* [Written task] Locate every line in the records below that contains the word "إطالتها", and copy each one.

* [Dataset records]

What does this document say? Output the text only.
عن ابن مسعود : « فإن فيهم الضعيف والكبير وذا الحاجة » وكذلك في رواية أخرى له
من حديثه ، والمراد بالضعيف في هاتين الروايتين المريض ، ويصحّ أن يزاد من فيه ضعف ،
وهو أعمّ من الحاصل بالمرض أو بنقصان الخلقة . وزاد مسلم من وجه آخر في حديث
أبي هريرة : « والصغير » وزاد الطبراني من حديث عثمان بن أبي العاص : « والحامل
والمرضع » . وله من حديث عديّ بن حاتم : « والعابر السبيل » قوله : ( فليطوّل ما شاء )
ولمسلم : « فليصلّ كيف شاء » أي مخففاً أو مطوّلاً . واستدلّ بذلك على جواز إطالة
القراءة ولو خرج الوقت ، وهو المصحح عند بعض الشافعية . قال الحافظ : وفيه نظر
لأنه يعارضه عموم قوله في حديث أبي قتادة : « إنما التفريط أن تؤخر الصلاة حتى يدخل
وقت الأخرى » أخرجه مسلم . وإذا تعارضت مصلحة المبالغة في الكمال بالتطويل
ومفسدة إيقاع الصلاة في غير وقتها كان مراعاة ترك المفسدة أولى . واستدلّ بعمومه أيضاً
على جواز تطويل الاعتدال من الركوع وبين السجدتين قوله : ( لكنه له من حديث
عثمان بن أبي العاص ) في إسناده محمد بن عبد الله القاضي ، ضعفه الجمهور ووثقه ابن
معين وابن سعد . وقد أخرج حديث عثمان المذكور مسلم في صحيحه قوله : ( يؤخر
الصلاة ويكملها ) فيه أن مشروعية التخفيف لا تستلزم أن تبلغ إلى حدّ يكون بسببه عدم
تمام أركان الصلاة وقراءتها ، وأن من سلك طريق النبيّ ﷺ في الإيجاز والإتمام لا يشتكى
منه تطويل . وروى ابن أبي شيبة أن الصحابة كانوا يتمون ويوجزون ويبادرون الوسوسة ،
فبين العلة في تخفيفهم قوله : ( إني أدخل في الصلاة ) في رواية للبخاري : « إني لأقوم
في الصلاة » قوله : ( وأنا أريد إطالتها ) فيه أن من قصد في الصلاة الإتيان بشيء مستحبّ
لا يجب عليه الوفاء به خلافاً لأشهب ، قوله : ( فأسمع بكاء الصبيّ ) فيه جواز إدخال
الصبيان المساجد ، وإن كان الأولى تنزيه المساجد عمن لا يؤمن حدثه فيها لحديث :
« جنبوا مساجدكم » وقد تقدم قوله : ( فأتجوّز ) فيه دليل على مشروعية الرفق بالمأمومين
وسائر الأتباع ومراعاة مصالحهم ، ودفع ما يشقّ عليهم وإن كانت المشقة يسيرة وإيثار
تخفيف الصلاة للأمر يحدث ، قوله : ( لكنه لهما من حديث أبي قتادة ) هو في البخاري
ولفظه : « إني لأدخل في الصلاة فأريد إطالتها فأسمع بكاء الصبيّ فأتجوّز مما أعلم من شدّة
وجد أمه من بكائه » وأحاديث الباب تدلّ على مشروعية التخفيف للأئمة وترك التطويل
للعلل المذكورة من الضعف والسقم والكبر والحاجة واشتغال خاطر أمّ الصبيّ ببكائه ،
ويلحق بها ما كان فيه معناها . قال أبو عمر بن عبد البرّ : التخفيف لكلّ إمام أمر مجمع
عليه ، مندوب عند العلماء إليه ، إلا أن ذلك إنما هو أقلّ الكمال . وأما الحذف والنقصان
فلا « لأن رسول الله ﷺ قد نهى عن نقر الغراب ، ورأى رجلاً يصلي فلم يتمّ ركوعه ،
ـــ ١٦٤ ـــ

* [Task answer]
في الصلاة » قوله : ( وأنا أريد إطالتها ) فيه أن من قصد في الصلاة الإتيان بشيء مستحبّ
ولفظه : « إني لأدخل في الصلاة فأريد إطالتها فأسمع بكاء الصبيّ فأتجوّز مما أعلم من شدّة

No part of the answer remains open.